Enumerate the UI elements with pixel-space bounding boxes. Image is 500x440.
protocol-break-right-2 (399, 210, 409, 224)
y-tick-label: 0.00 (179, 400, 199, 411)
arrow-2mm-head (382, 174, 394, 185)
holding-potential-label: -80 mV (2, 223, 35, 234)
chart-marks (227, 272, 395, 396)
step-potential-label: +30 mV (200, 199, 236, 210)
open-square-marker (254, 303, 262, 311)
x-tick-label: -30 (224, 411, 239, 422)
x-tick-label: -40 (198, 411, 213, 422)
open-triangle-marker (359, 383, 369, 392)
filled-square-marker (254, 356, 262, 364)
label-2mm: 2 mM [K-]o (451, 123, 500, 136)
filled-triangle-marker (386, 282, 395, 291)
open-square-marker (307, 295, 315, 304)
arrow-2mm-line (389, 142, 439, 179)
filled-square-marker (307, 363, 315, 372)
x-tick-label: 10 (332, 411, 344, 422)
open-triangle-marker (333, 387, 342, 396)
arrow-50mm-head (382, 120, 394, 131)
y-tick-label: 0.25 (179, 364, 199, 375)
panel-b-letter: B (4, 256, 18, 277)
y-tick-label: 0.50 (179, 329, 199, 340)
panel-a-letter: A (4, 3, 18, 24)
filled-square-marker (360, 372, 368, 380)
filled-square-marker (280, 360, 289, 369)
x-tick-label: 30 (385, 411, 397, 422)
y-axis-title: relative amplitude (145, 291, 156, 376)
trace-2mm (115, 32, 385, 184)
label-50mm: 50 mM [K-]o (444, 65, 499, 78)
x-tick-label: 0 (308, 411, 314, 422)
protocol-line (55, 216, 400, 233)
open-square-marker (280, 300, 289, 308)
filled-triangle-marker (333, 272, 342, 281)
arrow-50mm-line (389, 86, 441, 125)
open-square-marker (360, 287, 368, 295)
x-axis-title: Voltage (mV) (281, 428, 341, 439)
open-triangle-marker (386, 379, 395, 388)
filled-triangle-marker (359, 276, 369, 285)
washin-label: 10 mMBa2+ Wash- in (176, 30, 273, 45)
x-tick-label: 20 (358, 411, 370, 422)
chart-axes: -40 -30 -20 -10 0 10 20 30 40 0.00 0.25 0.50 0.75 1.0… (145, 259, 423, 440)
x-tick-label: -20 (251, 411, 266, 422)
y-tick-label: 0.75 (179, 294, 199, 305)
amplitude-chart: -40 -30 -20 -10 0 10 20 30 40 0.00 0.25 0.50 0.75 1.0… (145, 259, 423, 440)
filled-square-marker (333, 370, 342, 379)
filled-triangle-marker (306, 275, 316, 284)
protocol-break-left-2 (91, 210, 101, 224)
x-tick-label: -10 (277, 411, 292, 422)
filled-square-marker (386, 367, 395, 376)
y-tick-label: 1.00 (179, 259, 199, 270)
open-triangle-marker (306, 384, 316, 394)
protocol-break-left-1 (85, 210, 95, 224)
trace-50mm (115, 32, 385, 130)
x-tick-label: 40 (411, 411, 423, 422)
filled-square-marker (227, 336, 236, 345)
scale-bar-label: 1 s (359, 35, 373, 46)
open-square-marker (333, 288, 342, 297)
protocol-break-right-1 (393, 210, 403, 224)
○ ○ ○
Set problem
Rewrite the records above, substituting "hollow-triangle-marker" for each occurrence of "open-triangle-marker" and leaving everything else as it is.

Response to the task
Enumerate the UI elements with pixel-space bounding boxes. Image is 500x440.
protocol-break-right-2 (399, 210, 409, 224)
y-tick-label: 0.00 (179, 400, 199, 411)
arrow-2mm-head (382, 174, 394, 185)
holding-potential-label: -80 mV (2, 223, 35, 234)
chart-marks (227, 272, 395, 396)
step-potential-label: +30 mV (200, 199, 236, 210)
open-square-marker (254, 303, 262, 311)
x-tick-label: -30 (224, 411, 239, 422)
x-tick-label: -40 (198, 411, 213, 422)
hollow-triangle-marker (359, 383, 369, 392)
filled-square-marker (254, 356, 262, 364)
label-2mm: 2 mM [K-]o (451, 123, 500, 136)
filled-triangle-marker (386, 282, 395, 291)
open-square-marker (307, 295, 315, 304)
arrow-2mm-line (389, 142, 439, 179)
filled-square-marker (307, 363, 315, 372)
x-tick-label: 10 (332, 411, 344, 422)
hollow-triangle-marker (333, 387, 342, 396)
arrow-50mm-head (382, 120, 394, 131)
y-tick-label: 0.25 (179, 364, 199, 375)
panel-b-letter: B (4, 256, 18, 277)
y-tick-label: 0.50 (179, 329, 199, 340)
panel-a-letter: A (4, 3, 18, 24)
filled-square-marker (360, 372, 368, 380)
filled-square-marker (280, 360, 289, 369)
x-tick-label: 30 (385, 411, 397, 422)
y-axis-title: relative amplitude (145, 291, 156, 376)
trace-2mm (115, 32, 385, 184)
label-50mm: 50 mM [K-]o (444, 65, 499, 78)
x-tick-label: 0 (308, 411, 314, 422)
protocol-line (55, 216, 400, 233)
open-square-marker (280, 300, 289, 308)
filled-triangle-marker (333, 272, 342, 281)
arrow-50mm-line (389, 86, 441, 125)
open-square-marker (360, 287, 368, 295)
x-axis-title: Voltage (mV) (281, 428, 341, 439)
hollow-triangle-marker (386, 379, 395, 388)
filled-triangle-marker (359, 276, 369, 285)
washin-label: 10 mMBa2+ Wash- in (176, 30, 273, 45)
x-tick-label: 20 (358, 411, 370, 422)
chart-axes: -40 -30 -20 -10 0 10 20 30 40 0.00 0.25 0.50 0.75 1.0… (145, 259, 423, 440)
x-tick-label: -20 (251, 411, 266, 422)
y-tick-label: 0.75 (179, 294, 199, 305)
amplitude-chart: -40 -30 -20 -10 0 10 20 30 40 0.00 0.25 0.50 0.75 1.0… (145, 259, 423, 440)
filled-square-marker (333, 370, 342, 379)
filled-triangle-marker (306, 275, 316, 284)
protocol-break-left-2 (91, 210, 101, 224)
x-tick-label: -10 (277, 411, 292, 422)
filled-square-marker (386, 367, 395, 376)
y-tick-label: 1.00 (179, 259, 199, 270)
hollow-triangle-marker (306, 384, 316, 394)
protocol-break-left-1 (85, 210, 95, 224)
trace-50mm (115, 32, 385, 130)
x-tick-label: 40 (411, 411, 423, 422)
filled-square-marker (227, 336, 236, 345)
scale-bar-label: 1 s (359, 35, 373, 46)
open-square-marker (333, 288, 342, 297)
protocol-break-right-1 (393, 210, 403, 224)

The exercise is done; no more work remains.